▶ [PROBLEM] Restate the listing that follows word for word, without its pictures.

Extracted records
[start]
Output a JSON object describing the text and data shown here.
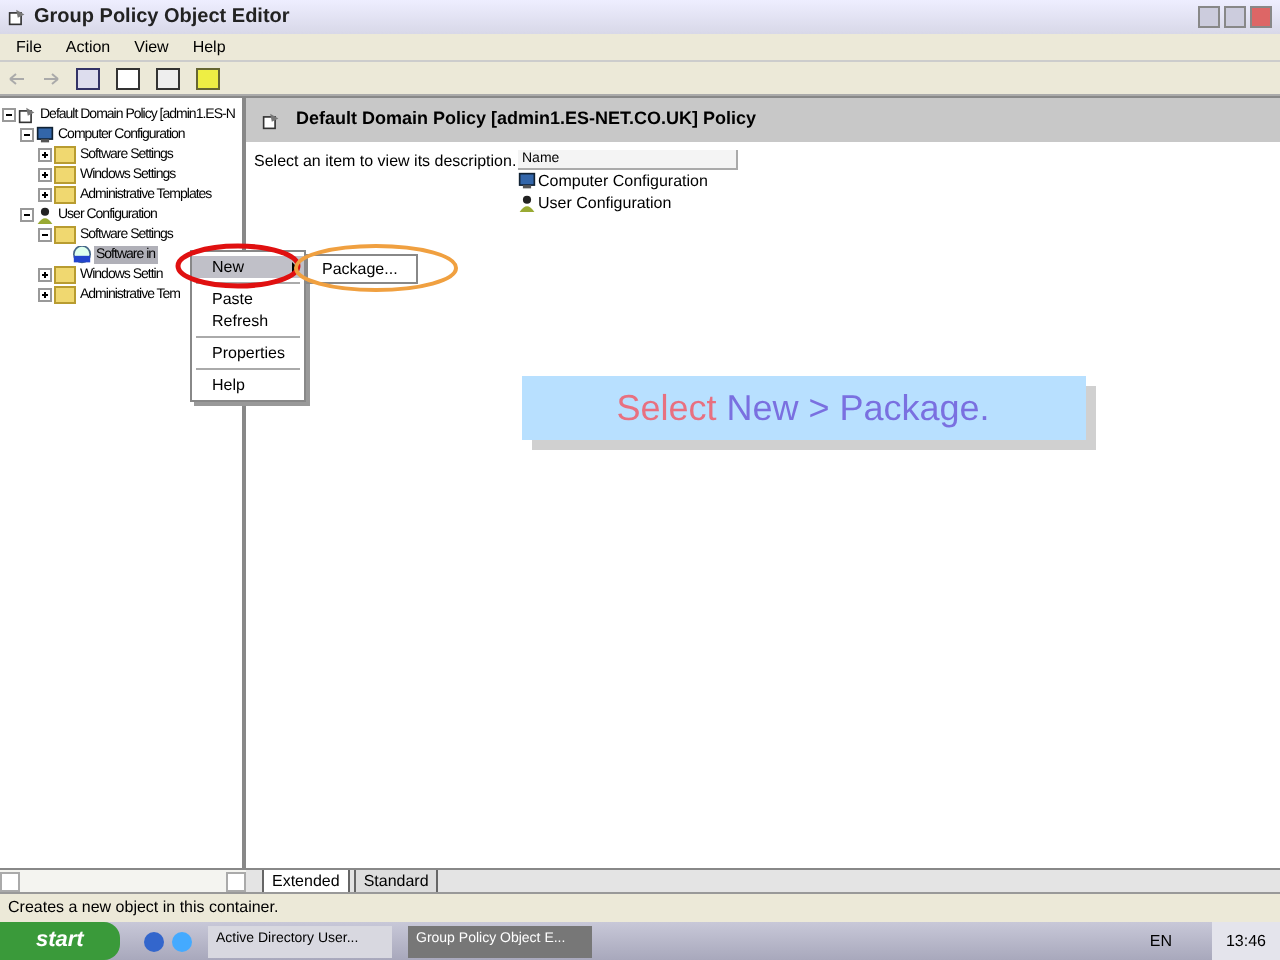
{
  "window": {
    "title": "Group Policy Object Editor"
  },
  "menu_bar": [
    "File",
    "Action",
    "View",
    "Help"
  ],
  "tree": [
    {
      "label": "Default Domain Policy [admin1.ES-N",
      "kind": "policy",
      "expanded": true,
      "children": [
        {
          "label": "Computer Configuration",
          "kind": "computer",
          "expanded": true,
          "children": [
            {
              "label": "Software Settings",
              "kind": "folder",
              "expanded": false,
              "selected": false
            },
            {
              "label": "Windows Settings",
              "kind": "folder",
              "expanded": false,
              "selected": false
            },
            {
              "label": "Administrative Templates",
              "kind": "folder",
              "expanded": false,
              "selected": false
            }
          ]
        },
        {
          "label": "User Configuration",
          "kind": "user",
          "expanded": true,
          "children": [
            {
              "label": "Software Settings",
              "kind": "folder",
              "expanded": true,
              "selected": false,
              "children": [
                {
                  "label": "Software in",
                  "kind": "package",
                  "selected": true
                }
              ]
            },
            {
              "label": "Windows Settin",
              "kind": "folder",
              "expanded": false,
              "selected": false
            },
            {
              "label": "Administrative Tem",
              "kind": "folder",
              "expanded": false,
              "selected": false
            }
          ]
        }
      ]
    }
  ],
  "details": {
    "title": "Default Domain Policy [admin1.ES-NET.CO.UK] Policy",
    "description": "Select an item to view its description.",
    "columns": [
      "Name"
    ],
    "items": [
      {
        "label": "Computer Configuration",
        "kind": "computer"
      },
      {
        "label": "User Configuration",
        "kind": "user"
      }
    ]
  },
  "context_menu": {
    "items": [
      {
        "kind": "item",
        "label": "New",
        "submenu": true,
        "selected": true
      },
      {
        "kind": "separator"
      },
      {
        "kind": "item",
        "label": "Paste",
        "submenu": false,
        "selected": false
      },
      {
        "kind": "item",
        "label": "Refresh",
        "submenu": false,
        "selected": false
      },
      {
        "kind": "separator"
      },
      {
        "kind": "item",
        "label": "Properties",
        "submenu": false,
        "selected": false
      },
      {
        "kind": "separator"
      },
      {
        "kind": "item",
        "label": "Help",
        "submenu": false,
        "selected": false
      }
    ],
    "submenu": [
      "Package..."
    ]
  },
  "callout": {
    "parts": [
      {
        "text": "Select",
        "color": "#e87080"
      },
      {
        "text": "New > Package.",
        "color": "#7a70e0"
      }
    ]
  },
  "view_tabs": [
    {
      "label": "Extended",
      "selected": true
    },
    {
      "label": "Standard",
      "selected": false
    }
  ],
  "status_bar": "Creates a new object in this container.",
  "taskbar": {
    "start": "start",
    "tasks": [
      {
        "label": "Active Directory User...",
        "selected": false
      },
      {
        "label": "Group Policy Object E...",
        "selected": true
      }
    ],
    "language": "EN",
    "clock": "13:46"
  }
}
[end]
▶ [CORRECT RESPONSE]
Output a JSON object describing the text and data shown here.
{
  "window": {
    "title": "Group Policy Object Editor"
  },
  "menu_bar": [
    "File",
    "Action",
    "View",
    "Help"
  ],
  "tree": [
    {
      "label": "Default Domain Policy [admin1.ES-N",
      "kind": "policy",
      "expanded": true,
      "children": [
        {
          "label": "Computer Configuration",
          "kind": "computer",
          "expanded": true,
          "children": [
            {
              "label": "Software Settings",
              "kind": "folder",
              "expanded": false,
              "selected": false
            },
            {
              "label": "Windows Settings",
              "kind": "folder",
              "expanded": false,
              "selected": false
            },
            {
              "label": "Administrative Templates",
              "kind": "folder",
              "expanded": false,
              "selected": false
            }
          ]
        },
        {
          "label": "User Configuration",
          "kind": "user",
          "expanded": true,
          "children": [
            {
              "label": "Software Settings",
              "kind": "folder",
              "expanded": true,
              "selected": false,
              "children": [
                {
                  "label": "Software in",
                  "kind": "package",
                  "selected": true
                }
              ]
            },
            {
              "label": "Windows Settin",
              "kind": "folder",
              "expanded": false,
              "selected": false
            },
            {
              "label": "Administrative Tem",
              "kind": "folder",
              "expanded": false,
              "selected": false
            }
          ]
        }
      ]
    }
  ],
  "details": {
    "title": "Default Domain Policy [admin1.ES-NET.CO.UK] Policy",
    "description": "Select an item to view its description.",
    "columns": [
      "Name"
    ],
    "items": [
      {
        "label": "Computer Configuration",
        "kind": "computer"
      },
      {
        "label": "User Configuration",
        "kind": "user"
      }
    ]
  },
  "context_menu": {
    "items": [
      {
        "kind": "item",
        "label": "New",
        "submenu": true,
        "selected": true
      },
      {
        "kind": "separator"
      },
      {
        "kind": "item",
        "label": "Paste",
        "submenu": false,
        "selected": false
      },
      {
        "kind": "item",
        "label": "Refresh",
        "submenu": false,
        "selected": false
      },
      {
        "kind": "separator"
      },
      {
        "kind": "item",
        "label": "Properties",
        "submenu": false,
        "selected": false
      },
      {
        "kind": "separator"
      },
      {
        "kind": "item",
        "label": "Help",
        "submenu": false,
        "selected": false
      }
    ],
    "submenu": [
      "Package..."
    ]
  },
  "callout": {
    "parts": [
      {
        "text": "Select",
        "color": "#e87080"
      },
      {
        "text": "New > Package.",
        "color": "#7a70e0"
      }
    ]
  },
  "view_tabs": [
    {
      "label": "Extended",
      "selected": true
    },
    {
      "label": "Standard",
      "selected": false
    }
  ],
  "status_bar": "Creates a new object in this container.",
  "taskbar": {
    "start": "start",
    "tasks": [
      {
        "label": "Active Directory User...",
        "selected": false
      },
      {
        "label": "Group Policy Object E...",
        "selected": true
      }
    ],
    "language": "EN",
    "clock": "13:46"
  }
}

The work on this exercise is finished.